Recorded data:
--------------------------------------------------
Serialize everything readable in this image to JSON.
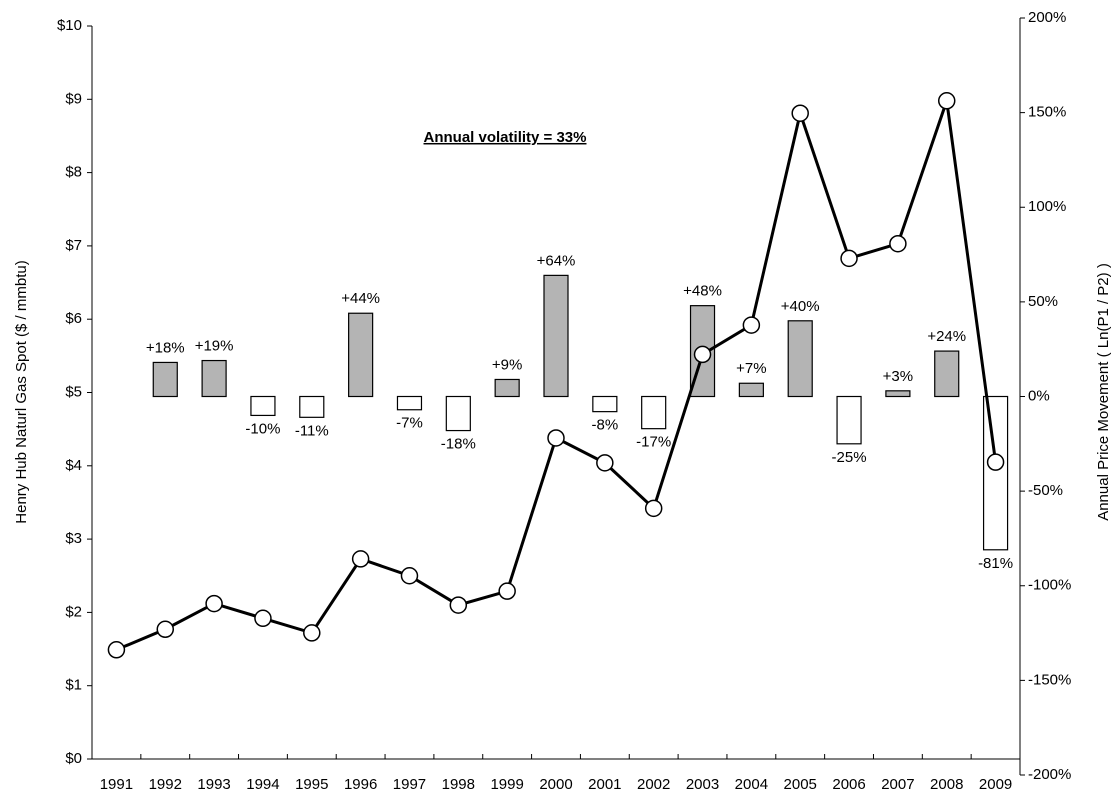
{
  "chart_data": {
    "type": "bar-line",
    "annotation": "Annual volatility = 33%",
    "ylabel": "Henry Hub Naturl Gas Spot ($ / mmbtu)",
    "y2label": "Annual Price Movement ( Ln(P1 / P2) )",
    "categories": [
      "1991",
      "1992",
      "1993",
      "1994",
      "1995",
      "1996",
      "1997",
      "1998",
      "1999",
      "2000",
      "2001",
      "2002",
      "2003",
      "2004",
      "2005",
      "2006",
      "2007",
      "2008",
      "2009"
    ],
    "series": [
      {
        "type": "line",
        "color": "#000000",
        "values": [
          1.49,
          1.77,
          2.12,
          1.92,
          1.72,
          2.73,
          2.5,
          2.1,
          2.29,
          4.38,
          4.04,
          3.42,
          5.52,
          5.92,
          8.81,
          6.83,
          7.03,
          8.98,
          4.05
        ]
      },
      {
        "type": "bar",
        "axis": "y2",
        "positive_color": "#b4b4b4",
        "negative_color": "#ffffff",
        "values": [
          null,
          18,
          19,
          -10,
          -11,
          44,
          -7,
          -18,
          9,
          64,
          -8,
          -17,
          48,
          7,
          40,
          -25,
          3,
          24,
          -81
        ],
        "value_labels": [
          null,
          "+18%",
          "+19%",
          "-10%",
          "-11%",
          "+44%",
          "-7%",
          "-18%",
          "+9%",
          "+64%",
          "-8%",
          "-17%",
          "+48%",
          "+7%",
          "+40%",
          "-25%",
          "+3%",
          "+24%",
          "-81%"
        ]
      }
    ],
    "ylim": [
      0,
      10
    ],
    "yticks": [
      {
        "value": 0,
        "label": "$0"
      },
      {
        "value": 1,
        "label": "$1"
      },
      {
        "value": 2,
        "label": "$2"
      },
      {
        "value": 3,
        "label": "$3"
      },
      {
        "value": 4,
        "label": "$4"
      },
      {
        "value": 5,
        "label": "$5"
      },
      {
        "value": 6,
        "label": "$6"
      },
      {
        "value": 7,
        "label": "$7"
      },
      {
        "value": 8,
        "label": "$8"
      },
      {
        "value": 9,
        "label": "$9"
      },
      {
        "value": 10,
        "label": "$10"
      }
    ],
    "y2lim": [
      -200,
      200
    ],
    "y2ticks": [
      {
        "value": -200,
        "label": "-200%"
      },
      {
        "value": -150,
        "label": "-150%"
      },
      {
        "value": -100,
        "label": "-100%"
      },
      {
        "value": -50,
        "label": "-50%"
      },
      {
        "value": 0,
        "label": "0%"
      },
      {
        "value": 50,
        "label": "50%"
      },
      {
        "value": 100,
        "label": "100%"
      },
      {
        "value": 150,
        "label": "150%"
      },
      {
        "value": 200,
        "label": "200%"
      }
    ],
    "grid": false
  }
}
--------------------------------------------------
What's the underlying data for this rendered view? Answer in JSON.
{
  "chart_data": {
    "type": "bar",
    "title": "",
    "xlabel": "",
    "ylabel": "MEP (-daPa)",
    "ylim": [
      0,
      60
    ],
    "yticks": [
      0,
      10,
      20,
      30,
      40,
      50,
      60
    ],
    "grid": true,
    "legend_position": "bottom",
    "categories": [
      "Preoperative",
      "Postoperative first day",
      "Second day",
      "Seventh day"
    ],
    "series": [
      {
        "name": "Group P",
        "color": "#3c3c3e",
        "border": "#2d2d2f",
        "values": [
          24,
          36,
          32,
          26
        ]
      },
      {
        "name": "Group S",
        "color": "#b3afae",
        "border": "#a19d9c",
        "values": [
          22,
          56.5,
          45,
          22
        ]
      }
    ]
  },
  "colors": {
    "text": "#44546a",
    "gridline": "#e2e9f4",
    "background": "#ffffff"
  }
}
--------------------------------------------------
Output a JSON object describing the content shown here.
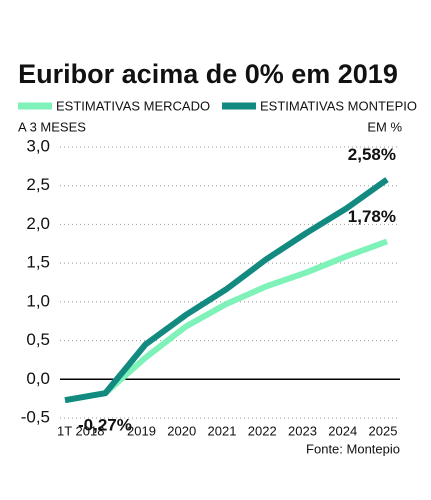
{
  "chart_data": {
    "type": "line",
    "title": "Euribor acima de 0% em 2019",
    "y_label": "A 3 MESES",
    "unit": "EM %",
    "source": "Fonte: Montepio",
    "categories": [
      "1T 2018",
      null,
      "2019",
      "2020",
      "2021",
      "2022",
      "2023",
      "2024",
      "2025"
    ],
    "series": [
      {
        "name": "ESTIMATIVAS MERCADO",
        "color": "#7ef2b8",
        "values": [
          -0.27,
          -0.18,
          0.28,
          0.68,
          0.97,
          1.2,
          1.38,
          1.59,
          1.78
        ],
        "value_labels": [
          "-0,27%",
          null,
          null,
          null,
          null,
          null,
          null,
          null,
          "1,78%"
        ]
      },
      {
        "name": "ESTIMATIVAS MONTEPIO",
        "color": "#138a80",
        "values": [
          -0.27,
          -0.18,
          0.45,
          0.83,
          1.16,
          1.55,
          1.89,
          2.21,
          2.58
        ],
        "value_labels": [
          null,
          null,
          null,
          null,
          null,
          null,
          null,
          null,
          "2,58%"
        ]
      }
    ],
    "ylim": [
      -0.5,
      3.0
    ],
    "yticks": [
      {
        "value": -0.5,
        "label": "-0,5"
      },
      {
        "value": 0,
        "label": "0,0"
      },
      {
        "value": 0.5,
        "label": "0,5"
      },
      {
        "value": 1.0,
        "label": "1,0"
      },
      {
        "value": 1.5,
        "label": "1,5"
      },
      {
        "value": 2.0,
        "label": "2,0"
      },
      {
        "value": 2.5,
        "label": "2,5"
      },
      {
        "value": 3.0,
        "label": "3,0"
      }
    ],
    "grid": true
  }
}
--------------------------------------------------
• TASK DESCRIPTION: Pull out all lines containing "Annual".

• ANSWER TO THE EXERCISE:
    "annotation": "Annual volatility = 33%",
    "y2label": "Annual Price Movement ( Ln(P1 / P2) )",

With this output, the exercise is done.